EXTRACTED DATA:
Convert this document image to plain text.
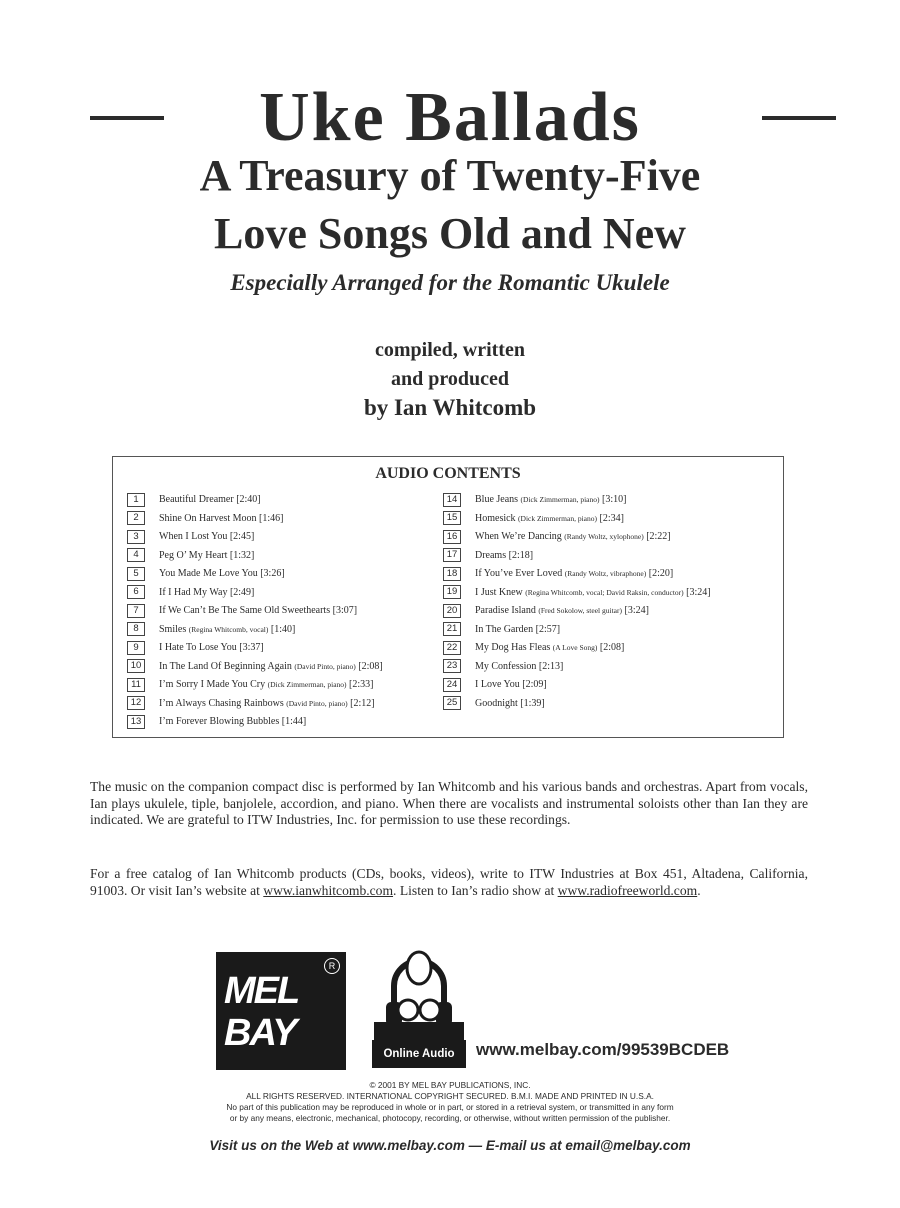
Uke Ballads
A Treasury of Twenty-Five
Love Songs Old and New
Especially Arranged for the Romantic Ukulele
compiled, written
and produced
by Ian Whitcomb
AUDIO CONTENTS
1 Beautiful Dreamer [2:40]
2 Shine On Harvest Moon [1:46]
3 When I Lost You [2:45]
4 Peg O’ My Heart [1:32]
5 You Made Me Love You [3:26]
6 If I Had My Way [2:49]
7 If We Can’t Be The Same Old Sweethearts [3:07]
8 Smiles (Regina Whitcomb, vocal) [1:40]
9 I Hate To Lose You [3:37]
10 In The Land Of Beginning Again (David Pinto, piano) [2:08]
11 I’m Sorry I Made You Cry (Dick Zimmerman, piano) [2:33]
12 I’m Always Chasing Rainbows (David Pinto, piano) [2:12]
13 I’m Forever Blowing Bubbles [1:44]
14 Blue Jeans (Dick Zimmerman, piano) [3:10]
15 Homesick (Dick Zimmerman, piano) [2:34]
16 When We’re Dancing (Randy Woltz, xylophone) [2:22]
17 Dreams [2:18]
18 If You’ve Ever Loved (Randy Woltz, vibraphone) [2:20]
19 I Just Knew (Regina Whitcomb, vocal; David Raksin, conductor) [3:24]
20 Paradise Island (Fred Sokolow, steel guitar) [3:24]
21 In The Garden [2:57]
22 My Dog Has Fleas (A Love Song) [2:08]
23 My Confession [2:13]
24 I Love You [2:09]
25 Goodnight [1:39]
The music on the companion compact disc is performed by Ian Whitcomb and his various bands and orchestras. Apart from vocals, Ian plays ukulele, tiple, banjolele, accordion, and piano. When there are vocalists and instrumental soloists other than Ian they are indicated. We are grateful to ITW Industries, Inc. for permission to use these recordings.
For a free catalog of Ian Whitcomb products (CDs, books, videos), write to ITW Industries at Box 451, Altadena, California, 91003. Or visit Ian’s website at www.ianwhitcomb.com. Listen to Ian’s radio show at www.radiofreeworld.com.
MEL
BAY
R
Online Audio	www.melbay.com/99539BCDEB
© 2001 BY MEL BAY PUBLICATIONS, INC.
ALL RIGHTS RESERVED. INTERNATIONAL COPYRIGHT SECURED. B.M.I. MADE AND PRINTED IN U.S.A.
No part of this publication may be reproduced in whole or in part, or stored in a retrieval system, or transmitted in any form
or by any means, electronic, mechanical, photocopy, recording, or otherwise, without written permission of the publisher.
Visit us on the Web at www.melbay.com — E-mail us at email@melbay.com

TASK TO COMPLETE: For the listing above, identify each line bearing "Regina".

TASK RESPONSE:
8 Smiles (Regina Whitcomb, vocal) [1:40]
19 I Just Knew (Regina Whitcomb, vocal; David Raksin, conductor) [3:24]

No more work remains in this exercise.